● **Dataset content**:
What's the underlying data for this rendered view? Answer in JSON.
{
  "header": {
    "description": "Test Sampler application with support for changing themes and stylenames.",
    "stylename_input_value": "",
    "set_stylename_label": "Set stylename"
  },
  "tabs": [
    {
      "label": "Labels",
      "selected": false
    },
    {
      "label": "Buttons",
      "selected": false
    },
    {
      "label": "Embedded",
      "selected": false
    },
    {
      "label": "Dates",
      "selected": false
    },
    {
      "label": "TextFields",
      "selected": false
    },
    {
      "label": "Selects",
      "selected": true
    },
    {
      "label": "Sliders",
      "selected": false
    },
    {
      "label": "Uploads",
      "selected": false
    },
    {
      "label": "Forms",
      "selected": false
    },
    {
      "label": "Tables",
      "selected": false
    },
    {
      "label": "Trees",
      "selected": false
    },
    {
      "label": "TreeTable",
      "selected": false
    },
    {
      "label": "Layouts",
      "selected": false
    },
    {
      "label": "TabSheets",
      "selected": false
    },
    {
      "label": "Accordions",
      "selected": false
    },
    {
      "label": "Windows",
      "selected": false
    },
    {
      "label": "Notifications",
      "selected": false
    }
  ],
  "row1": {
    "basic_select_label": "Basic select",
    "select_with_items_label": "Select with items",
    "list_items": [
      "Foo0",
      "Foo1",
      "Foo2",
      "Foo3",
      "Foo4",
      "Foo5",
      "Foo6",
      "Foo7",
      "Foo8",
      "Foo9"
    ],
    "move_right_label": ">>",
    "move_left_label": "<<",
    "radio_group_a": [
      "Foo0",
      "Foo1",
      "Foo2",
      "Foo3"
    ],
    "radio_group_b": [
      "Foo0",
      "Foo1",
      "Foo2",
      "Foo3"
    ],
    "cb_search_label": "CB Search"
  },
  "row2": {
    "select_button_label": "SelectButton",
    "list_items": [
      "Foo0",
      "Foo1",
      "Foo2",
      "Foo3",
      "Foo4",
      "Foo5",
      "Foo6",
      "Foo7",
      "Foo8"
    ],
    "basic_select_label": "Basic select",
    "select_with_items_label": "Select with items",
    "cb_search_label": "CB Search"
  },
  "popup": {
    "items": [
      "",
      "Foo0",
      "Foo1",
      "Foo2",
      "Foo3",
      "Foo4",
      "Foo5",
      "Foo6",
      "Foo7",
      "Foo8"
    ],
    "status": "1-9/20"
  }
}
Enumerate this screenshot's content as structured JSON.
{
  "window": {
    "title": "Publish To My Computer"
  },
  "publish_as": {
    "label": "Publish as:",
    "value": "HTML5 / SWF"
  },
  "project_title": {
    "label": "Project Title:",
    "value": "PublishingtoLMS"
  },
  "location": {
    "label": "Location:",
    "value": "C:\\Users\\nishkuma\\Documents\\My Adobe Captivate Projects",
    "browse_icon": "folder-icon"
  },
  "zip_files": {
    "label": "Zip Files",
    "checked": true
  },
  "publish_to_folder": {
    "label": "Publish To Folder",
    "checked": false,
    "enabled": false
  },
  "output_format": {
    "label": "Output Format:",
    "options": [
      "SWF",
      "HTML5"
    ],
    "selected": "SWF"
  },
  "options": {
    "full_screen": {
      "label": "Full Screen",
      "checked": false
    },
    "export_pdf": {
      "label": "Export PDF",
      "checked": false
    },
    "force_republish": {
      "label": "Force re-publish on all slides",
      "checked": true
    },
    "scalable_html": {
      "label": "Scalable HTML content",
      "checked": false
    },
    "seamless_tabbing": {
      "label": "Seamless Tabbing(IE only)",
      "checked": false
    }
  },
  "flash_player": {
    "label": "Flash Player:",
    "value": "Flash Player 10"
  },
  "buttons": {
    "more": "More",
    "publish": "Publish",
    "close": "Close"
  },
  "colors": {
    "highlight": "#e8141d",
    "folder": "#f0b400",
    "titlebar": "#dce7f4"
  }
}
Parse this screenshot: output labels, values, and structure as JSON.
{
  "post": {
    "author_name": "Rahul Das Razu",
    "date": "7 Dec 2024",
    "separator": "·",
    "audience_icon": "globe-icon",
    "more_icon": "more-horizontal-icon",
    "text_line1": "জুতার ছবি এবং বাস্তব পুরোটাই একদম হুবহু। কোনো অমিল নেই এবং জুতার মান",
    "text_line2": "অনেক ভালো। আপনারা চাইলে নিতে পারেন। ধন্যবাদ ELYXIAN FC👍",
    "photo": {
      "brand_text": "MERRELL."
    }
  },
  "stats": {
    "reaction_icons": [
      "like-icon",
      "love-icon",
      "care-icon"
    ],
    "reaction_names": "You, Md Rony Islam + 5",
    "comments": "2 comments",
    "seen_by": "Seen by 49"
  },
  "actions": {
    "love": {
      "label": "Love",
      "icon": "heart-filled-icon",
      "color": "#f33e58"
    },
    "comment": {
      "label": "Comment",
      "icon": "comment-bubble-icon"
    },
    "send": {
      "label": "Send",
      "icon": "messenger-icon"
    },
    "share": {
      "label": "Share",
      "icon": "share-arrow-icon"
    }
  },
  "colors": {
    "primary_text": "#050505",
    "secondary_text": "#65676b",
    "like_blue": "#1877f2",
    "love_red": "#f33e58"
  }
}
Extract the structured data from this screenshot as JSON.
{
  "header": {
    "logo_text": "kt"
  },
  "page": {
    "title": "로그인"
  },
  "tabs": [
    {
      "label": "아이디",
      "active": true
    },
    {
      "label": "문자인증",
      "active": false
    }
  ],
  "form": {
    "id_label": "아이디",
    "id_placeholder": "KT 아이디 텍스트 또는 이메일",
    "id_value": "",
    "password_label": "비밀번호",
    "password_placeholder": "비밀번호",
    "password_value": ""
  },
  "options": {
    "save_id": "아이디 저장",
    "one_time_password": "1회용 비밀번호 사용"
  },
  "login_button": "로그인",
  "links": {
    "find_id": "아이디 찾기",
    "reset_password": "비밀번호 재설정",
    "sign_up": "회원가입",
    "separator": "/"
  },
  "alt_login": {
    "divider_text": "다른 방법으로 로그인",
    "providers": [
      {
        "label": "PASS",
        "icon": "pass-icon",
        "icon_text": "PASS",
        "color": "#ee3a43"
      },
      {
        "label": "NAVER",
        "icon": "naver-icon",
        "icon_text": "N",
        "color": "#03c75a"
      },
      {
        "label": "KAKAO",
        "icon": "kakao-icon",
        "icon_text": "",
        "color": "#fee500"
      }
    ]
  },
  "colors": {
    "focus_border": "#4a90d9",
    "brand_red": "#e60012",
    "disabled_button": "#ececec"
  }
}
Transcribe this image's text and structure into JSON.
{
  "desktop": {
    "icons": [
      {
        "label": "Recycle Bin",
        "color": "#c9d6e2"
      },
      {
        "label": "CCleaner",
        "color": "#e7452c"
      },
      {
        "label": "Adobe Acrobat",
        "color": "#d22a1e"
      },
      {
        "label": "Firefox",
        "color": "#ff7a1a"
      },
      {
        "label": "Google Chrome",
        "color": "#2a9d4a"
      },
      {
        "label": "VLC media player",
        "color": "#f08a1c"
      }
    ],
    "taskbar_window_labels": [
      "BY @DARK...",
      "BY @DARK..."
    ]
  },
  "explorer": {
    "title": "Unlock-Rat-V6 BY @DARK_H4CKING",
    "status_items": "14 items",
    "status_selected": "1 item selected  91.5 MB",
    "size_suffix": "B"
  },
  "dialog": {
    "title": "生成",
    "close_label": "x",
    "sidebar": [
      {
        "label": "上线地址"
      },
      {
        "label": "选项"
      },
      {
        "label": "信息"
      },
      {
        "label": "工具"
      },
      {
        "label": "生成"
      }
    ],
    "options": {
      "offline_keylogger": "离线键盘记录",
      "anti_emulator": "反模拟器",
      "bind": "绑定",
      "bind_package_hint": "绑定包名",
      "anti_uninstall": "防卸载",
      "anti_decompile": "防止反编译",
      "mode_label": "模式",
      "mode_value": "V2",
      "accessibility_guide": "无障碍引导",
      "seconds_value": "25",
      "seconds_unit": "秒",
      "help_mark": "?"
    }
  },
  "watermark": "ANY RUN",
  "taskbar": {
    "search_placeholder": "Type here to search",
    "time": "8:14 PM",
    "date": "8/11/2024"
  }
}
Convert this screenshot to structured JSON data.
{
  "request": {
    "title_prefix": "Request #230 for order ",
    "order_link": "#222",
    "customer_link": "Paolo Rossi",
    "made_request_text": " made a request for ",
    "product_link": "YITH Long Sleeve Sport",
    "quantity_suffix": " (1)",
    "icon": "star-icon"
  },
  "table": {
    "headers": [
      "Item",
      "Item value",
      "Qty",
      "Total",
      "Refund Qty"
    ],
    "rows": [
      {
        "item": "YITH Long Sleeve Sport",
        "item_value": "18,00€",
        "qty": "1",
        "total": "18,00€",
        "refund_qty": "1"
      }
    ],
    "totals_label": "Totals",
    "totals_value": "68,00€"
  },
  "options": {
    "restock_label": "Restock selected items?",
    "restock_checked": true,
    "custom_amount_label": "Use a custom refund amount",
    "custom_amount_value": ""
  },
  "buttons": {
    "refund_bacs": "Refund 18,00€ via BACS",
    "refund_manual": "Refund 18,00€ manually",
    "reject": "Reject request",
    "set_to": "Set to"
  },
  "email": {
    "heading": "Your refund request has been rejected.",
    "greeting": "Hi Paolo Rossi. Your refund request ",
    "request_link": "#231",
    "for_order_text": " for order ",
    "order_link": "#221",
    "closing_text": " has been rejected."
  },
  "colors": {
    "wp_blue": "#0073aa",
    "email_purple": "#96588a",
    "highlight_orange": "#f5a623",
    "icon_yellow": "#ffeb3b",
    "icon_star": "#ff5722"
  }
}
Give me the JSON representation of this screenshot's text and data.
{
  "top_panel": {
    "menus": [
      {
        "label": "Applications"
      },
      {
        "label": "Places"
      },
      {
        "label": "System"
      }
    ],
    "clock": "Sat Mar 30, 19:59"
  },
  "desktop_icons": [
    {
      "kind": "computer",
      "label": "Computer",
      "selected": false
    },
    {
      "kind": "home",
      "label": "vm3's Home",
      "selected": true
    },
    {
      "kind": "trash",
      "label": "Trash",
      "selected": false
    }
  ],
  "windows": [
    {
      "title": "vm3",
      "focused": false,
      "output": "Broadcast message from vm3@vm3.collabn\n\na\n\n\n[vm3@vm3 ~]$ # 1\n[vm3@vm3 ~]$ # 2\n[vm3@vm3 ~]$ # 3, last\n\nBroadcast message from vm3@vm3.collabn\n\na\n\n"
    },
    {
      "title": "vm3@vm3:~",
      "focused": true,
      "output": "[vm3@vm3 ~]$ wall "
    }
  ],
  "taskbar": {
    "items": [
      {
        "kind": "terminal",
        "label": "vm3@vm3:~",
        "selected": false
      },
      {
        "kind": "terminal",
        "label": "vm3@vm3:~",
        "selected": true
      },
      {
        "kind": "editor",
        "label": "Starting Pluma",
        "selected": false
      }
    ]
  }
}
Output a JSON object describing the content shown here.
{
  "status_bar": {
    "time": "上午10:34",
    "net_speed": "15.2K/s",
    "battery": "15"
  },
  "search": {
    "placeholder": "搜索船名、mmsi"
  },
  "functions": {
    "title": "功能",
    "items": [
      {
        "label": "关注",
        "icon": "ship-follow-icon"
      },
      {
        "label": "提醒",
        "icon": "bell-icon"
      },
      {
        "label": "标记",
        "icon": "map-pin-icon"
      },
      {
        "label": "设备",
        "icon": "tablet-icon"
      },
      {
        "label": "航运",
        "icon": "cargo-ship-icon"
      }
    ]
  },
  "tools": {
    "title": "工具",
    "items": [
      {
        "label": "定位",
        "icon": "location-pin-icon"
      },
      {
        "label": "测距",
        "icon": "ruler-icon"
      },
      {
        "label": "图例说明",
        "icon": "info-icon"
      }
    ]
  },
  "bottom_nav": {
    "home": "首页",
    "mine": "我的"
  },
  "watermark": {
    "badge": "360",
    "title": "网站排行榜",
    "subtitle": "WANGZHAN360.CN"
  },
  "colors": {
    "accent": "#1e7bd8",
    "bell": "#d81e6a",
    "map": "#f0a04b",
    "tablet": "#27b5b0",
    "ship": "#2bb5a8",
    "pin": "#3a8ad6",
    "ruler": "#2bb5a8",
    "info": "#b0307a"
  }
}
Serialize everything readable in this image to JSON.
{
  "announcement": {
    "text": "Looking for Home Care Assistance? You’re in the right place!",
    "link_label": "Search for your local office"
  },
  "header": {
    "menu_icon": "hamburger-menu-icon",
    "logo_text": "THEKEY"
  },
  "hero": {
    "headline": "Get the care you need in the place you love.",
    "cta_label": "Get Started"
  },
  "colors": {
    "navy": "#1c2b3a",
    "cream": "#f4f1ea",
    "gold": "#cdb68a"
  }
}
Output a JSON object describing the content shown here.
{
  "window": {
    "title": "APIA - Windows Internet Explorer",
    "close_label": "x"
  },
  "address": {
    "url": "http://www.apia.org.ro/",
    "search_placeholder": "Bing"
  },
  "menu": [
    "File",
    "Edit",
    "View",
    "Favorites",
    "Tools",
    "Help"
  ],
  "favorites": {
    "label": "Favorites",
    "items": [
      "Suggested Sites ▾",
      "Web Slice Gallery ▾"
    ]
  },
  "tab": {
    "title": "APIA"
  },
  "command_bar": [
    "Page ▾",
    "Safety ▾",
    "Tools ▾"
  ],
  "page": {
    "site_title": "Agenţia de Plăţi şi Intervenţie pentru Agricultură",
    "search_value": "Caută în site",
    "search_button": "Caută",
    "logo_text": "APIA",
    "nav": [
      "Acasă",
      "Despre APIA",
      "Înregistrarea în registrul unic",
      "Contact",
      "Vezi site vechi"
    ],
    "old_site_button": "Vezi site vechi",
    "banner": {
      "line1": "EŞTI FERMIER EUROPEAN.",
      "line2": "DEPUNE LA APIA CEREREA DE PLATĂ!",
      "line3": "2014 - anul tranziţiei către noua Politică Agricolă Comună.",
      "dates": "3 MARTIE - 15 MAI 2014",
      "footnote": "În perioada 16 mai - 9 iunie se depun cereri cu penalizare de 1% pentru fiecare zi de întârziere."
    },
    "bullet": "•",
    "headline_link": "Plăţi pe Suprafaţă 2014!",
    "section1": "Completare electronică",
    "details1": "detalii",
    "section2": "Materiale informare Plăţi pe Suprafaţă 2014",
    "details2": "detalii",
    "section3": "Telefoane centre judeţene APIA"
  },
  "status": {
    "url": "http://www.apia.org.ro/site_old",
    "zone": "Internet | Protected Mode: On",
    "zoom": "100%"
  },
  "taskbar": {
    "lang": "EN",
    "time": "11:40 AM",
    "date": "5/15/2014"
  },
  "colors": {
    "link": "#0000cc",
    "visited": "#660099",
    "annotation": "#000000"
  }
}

● **Stated exercise**: The string "Adobe" may appear in lines of the listing above; tally those lines and give the number only.

● **Exercise output**: 2